*Exercise description*
Word for word, restate every line of the listing that follows.

*Stored rows*
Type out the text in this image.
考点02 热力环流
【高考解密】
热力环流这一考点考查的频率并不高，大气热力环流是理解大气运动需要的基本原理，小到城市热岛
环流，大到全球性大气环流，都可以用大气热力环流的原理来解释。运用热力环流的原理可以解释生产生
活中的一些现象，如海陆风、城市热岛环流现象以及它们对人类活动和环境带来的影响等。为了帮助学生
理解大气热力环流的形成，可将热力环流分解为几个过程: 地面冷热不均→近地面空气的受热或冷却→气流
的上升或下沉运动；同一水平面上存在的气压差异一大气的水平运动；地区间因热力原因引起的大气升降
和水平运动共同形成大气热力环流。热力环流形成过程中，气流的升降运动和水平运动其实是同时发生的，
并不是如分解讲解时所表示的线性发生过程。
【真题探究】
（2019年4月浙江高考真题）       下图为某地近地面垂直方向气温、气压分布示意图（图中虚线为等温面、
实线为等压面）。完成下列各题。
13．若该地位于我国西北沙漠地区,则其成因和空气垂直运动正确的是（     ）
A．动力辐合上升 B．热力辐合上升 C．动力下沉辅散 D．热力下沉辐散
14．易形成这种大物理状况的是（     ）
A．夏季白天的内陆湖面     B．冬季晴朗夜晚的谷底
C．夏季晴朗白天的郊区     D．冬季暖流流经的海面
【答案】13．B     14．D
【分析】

*Exercise output*
Type out the text in this image.
考点02 热力环流
【高考解密】
热力环流这一考点考查的频率并不高，大气热力环流是理解大气运动需要的基本原理，小到城市热岛
环流，大到全球性大气环流，都可以用大气热力环流的原理来解释。运用热力环流的原理可以解释生产生
活中的一些现象，如海陆风、城市热岛环流现象以及它们对人类活动和环境带来的影响等。为了帮助学生
理解大气热力环流的形成，可将热力环流分解为几个过程: 地面冷热不均→近地面空气的受热或冷却→气流
的上升或下沉运动；同一水平面上存在的气压差异一大气的水平运动；地区间因热力原因引起的大气升降
和水平运动共同形成大气热力环流。热力环流形成过程中，气流的升降运动和水平运动其实是同时发生的，
并不是如分解讲解时所表示的线性发生过程。
【真题探究】
（2019年4月浙江高考真题）       下图为某地近地面垂直方向气温、气压分布示意图（图中虚线为等温面、
实线为等压面）。完成下列各题。
13．若该地位于我国西北沙漠地区,则其成因和空气垂直运动正确的是（     ）
A．动力辐合上升 B．热力辐合上升 C．动力下沉辅散 D．热力下沉辐散
14．易形成这种大物理状况的是（     ）
A．夏季白天的内陆湖面     B．冬季晴朗夜晚的谷底
C．夏季晴朗白天的郊区     D．冬季暖流流经的海面
【答案】13．B     14．D
【分析】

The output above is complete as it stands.